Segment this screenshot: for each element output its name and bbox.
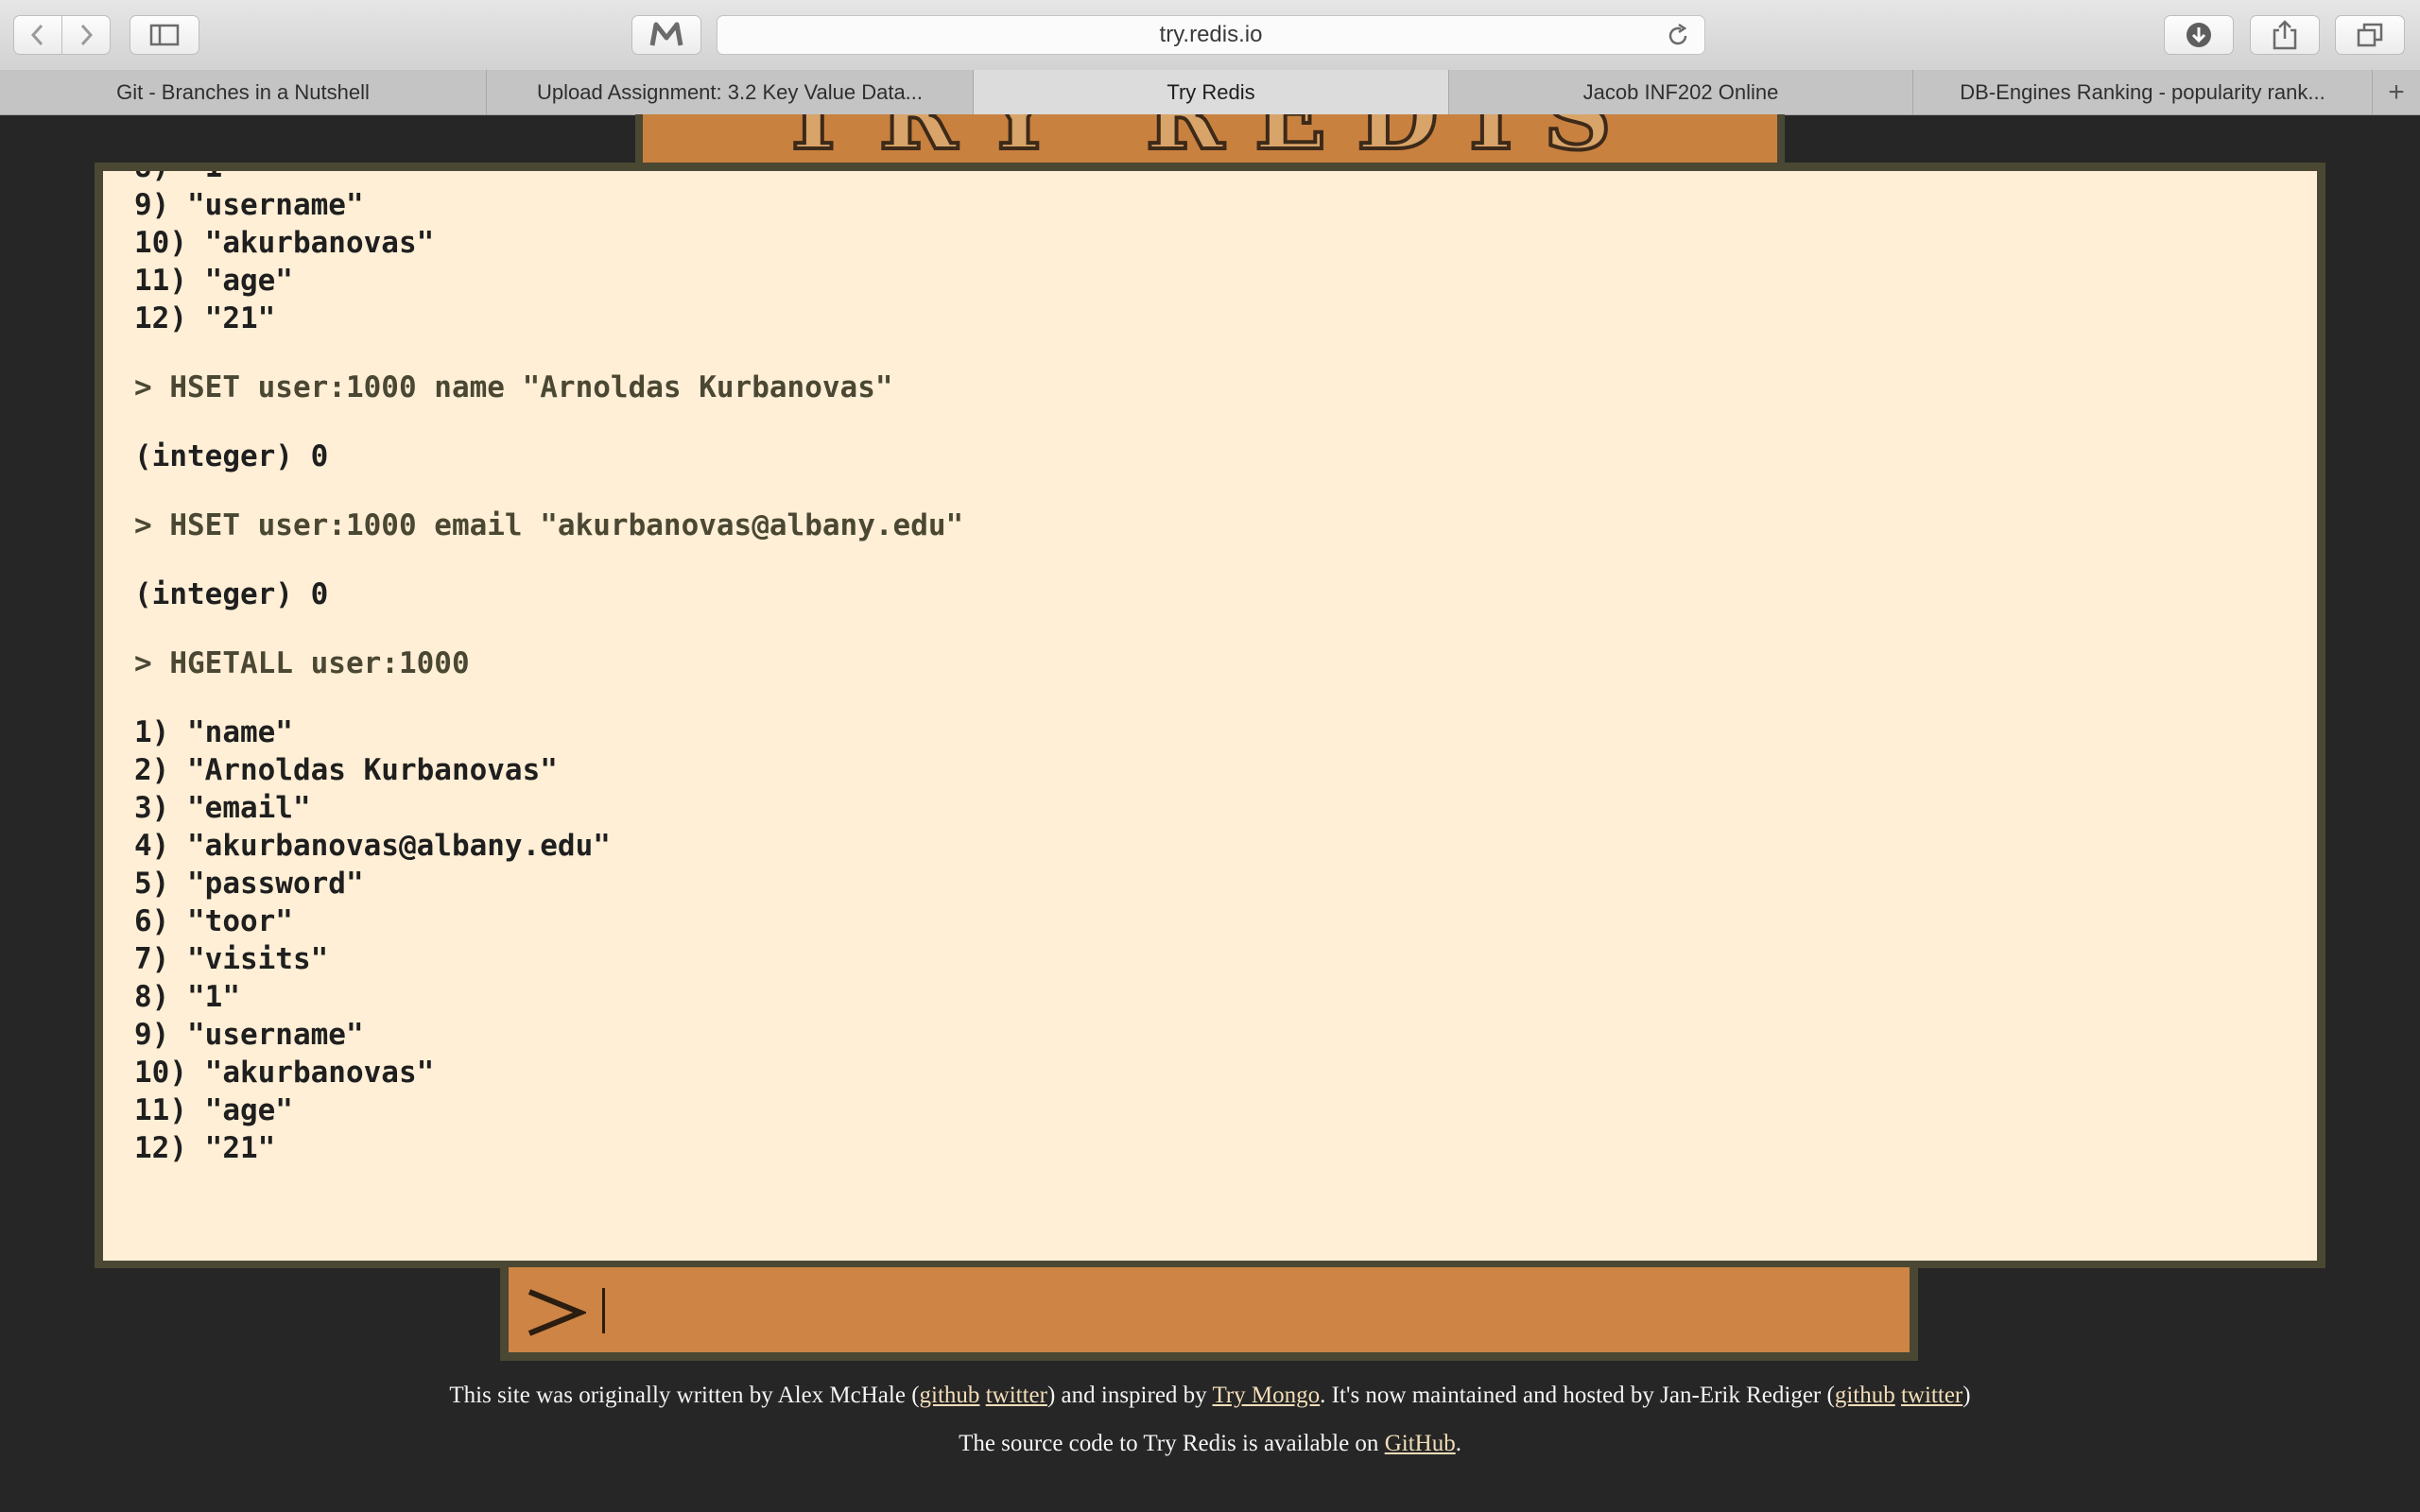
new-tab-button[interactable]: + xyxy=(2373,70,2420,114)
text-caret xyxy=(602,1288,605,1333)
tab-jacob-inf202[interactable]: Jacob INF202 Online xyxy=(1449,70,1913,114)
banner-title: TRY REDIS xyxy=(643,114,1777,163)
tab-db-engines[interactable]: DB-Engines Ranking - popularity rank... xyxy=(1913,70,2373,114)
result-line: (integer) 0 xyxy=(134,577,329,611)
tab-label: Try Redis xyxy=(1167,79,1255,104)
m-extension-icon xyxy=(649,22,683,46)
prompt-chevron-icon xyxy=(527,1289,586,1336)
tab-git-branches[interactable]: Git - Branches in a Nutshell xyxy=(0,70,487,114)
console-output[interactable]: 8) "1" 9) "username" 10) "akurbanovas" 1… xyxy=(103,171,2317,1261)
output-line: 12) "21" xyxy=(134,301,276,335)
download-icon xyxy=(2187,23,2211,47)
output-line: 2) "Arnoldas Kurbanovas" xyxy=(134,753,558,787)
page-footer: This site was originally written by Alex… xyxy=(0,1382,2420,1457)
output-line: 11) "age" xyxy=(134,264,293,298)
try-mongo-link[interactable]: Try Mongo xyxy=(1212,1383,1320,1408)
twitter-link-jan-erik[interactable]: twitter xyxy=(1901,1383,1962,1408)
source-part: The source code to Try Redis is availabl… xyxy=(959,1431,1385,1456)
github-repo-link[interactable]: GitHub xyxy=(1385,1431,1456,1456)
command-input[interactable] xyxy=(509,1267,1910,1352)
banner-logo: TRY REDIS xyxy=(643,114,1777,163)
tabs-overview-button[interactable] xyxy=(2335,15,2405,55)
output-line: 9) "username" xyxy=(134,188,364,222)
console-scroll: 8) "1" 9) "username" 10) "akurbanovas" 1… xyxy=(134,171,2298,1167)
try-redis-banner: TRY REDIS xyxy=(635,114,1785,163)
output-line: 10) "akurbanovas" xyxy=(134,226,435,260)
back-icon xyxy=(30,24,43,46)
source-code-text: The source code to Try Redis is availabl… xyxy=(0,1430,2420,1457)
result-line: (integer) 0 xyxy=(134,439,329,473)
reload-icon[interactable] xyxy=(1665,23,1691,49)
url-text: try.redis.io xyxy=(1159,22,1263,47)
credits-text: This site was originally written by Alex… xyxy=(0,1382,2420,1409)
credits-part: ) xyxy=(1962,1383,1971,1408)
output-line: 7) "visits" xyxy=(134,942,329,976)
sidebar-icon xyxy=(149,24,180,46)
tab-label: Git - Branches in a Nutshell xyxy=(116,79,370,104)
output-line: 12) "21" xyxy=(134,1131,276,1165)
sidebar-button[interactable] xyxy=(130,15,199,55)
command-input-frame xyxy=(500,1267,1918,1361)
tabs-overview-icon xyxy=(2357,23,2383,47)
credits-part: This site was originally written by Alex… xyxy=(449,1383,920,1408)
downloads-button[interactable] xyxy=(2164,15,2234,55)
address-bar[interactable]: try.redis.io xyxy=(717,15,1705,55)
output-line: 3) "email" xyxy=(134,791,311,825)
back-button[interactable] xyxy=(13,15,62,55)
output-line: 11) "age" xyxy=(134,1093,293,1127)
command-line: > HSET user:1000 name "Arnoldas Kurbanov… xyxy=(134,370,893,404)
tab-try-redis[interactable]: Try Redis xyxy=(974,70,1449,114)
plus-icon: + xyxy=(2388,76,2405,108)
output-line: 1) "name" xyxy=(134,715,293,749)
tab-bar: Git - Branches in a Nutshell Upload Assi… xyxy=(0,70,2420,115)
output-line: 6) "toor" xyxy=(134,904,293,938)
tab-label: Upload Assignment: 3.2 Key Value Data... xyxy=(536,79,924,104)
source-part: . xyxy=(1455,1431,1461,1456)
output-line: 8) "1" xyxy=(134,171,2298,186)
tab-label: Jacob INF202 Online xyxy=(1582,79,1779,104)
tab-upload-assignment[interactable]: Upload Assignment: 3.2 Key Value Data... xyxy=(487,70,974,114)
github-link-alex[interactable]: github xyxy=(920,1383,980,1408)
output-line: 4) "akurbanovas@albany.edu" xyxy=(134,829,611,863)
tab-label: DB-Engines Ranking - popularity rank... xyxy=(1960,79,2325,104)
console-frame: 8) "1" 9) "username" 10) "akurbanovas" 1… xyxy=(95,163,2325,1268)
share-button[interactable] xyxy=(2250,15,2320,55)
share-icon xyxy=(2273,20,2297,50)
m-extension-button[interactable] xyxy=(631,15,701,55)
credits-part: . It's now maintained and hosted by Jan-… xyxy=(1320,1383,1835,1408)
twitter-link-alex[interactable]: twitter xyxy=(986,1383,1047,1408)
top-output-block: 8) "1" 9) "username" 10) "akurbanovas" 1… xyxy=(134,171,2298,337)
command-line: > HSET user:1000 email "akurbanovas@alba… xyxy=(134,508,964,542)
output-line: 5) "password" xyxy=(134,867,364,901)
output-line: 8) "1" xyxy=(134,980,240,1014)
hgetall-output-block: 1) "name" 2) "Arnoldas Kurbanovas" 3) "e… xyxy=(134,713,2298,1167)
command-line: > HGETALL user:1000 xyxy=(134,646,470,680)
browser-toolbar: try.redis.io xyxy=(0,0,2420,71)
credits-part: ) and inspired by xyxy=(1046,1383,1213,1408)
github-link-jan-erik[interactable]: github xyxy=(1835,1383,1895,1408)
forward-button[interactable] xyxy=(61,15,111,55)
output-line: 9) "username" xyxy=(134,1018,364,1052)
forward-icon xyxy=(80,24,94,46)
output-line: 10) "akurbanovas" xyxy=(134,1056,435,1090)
______________________________
** The request **
Retype every line of the items above without any change, leaving out the pictures.

** Solution to the exercise **
Segment this screenshot: for each element output its name and bbox.
new-tab-button[interactable]: + xyxy=(2373,70,2420,114)
text-caret xyxy=(602,1288,605,1333)
tab-jacob-inf202[interactable]: Jacob INF202 Online xyxy=(1449,70,1913,114)
banner-title: TRY REDIS xyxy=(643,114,1777,163)
tab-db-engines[interactable]: DB-Engines Ranking - popularity rank... xyxy=(1913,70,2373,114)
result-line: (integer) 0 xyxy=(134,577,329,611)
tab-label: Try Redis xyxy=(1167,79,1255,104)
m-extension-icon xyxy=(649,22,683,46)
prompt-chevron-icon xyxy=(527,1289,586,1336)
tab-git-branches[interactable]: Git - Branches in a Nutshell xyxy=(0,70,487,114)
console-output[interactable]: 8) "1" 9) "username" 10) "akurbanovas" 1… xyxy=(103,171,2317,1261)
output-line: 12) "21" xyxy=(134,301,276,335)
download-icon xyxy=(2187,23,2211,47)
output-line: 2) "Arnoldas Kurbanovas" xyxy=(134,753,558,787)
page-footer: This site was originally written by Alex… xyxy=(0,1382,2420,1457)
output-line: 11) "age" xyxy=(134,264,293,298)
try-mongo-link[interactable]: Try Mongo xyxy=(1212,1383,1320,1408)
twitter-link-jan-erik[interactable]: twitter xyxy=(1901,1383,1962,1408)
source-part: The source code to Try Redis is availabl… xyxy=(959,1431,1385,1456)
github-repo-link[interactable]: GitHub xyxy=(1385,1431,1456,1456)
command-input[interactable] xyxy=(509,1267,1910,1352)
banner-logo: TRY REDIS xyxy=(643,114,1777,163)
tabs-overview-button[interactable] xyxy=(2335,15,2405,55)
output-line: 9) "username" xyxy=(134,188,364,222)
console-scroll: 8) "1" 9) "username" 10) "akurbanovas" 1… xyxy=(134,171,2298,1167)
try-redis-banner: TRY REDIS xyxy=(635,114,1785,163)
output-line: 10) "akurbanovas" xyxy=(134,226,435,260)
back-icon xyxy=(30,24,43,46)
source-code-text: The source code to Try Redis is availabl… xyxy=(0,1430,2420,1457)
result-line: (integer) 0 xyxy=(134,439,329,473)
reload-icon[interactable] xyxy=(1665,23,1691,49)
url-text: try.redis.io xyxy=(1159,22,1263,47)
credits-text: This site was originally written by Alex… xyxy=(0,1382,2420,1409)
credits-part: ) xyxy=(1962,1383,1971,1408)
output-line: 7) "visits" xyxy=(134,942,329,976)
sidebar-icon xyxy=(149,24,180,46)
tab-label: Git - Branches in a Nutshell xyxy=(116,79,370,104)
output-line: 12) "21" xyxy=(134,1131,276,1165)
sidebar-button[interactable] xyxy=(130,15,199,55)
command-input-frame xyxy=(500,1267,1918,1361)
tabs-overview-icon xyxy=(2357,23,2383,47)
credits-part: This site was originally written by Alex… xyxy=(449,1383,920,1408)
downloads-button[interactable] xyxy=(2164,15,2234,55)
address-bar[interactable]: try.redis.io xyxy=(717,15,1705,55)
output-line: 3) "email" xyxy=(134,791,311,825)
back-button[interactable] xyxy=(13,15,62,55)
output-line: 11) "age" xyxy=(134,1093,293,1127)
command-line: > HSET user:1000 name "Arnoldas Kurbanov… xyxy=(134,370,893,404)
tab-try-redis[interactable]: Try Redis xyxy=(974,70,1449,114)
plus-icon: + xyxy=(2388,76,2405,108)
output-line: 1) "name" xyxy=(134,715,293,749)
tab-bar: Git - Branches in a Nutshell Upload Assi… xyxy=(0,70,2420,115)
output-line: 6) "toor" xyxy=(134,904,293,938)
tab-label: Upload Assignment: 3.2 Key Value Data... xyxy=(536,79,924,104)
source-part: . xyxy=(1455,1431,1461,1456)
output-line: 8) "1" xyxy=(134,171,2298,186)
tab-label: Jacob INF202 Online xyxy=(1582,79,1779,104)
tab-upload-assignment[interactable]: Upload Assignment: 3.2 Key Value Data... xyxy=(487,70,974,114)
github-link-alex[interactable]: github xyxy=(920,1383,980,1408)
output-line: 4) "akurbanovas@albany.edu" xyxy=(134,829,611,863)
tab-label: DB-Engines Ranking - popularity rank... xyxy=(1960,79,2325,104)
console-frame: 8) "1" 9) "username" 10) "akurbanovas" 1… xyxy=(95,163,2325,1268)
share-button[interactable] xyxy=(2250,15,2320,55)
share-icon xyxy=(2273,20,2297,50)
m-extension-button[interactable] xyxy=(631,15,701,55)
credits-part: . It's now maintained and hosted by Jan-… xyxy=(1320,1383,1835,1408)
twitter-link-alex[interactable]: twitter xyxy=(986,1383,1047,1408)
top-output-block: 8) "1" 9) "username" 10) "akurbanovas" 1… xyxy=(134,171,2298,337)
command-line: > HSET user:1000 email "akurbanovas@alba… xyxy=(134,508,964,542)
output-line: 5) "password" xyxy=(134,867,364,901)
output-line: 8) "1" xyxy=(134,980,240,1014)
hgetall-output-block: 1) "name" 2) "Arnoldas Kurbanovas" 3) "e… xyxy=(134,713,2298,1167)
command-line: > HGETALL user:1000 xyxy=(134,646,470,680)
browser-toolbar: try.redis.io xyxy=(0,0,2420,71)
credits-part: ) and inspired by xyxy=(1046,1383,1213,1408)
github-link-jan-erik[interactable]: github xyxy=(1835,1383,1895,1408)
forward-button[interactable] xyxy=(61,15,111,55)
output-line: 9) "username" xyxy=(134,1018,364,1052)
forward-icon xyxy=(80,24,94,46)
output-line: 10) "akurbanovas" xyxy=(134,1056,435,1090)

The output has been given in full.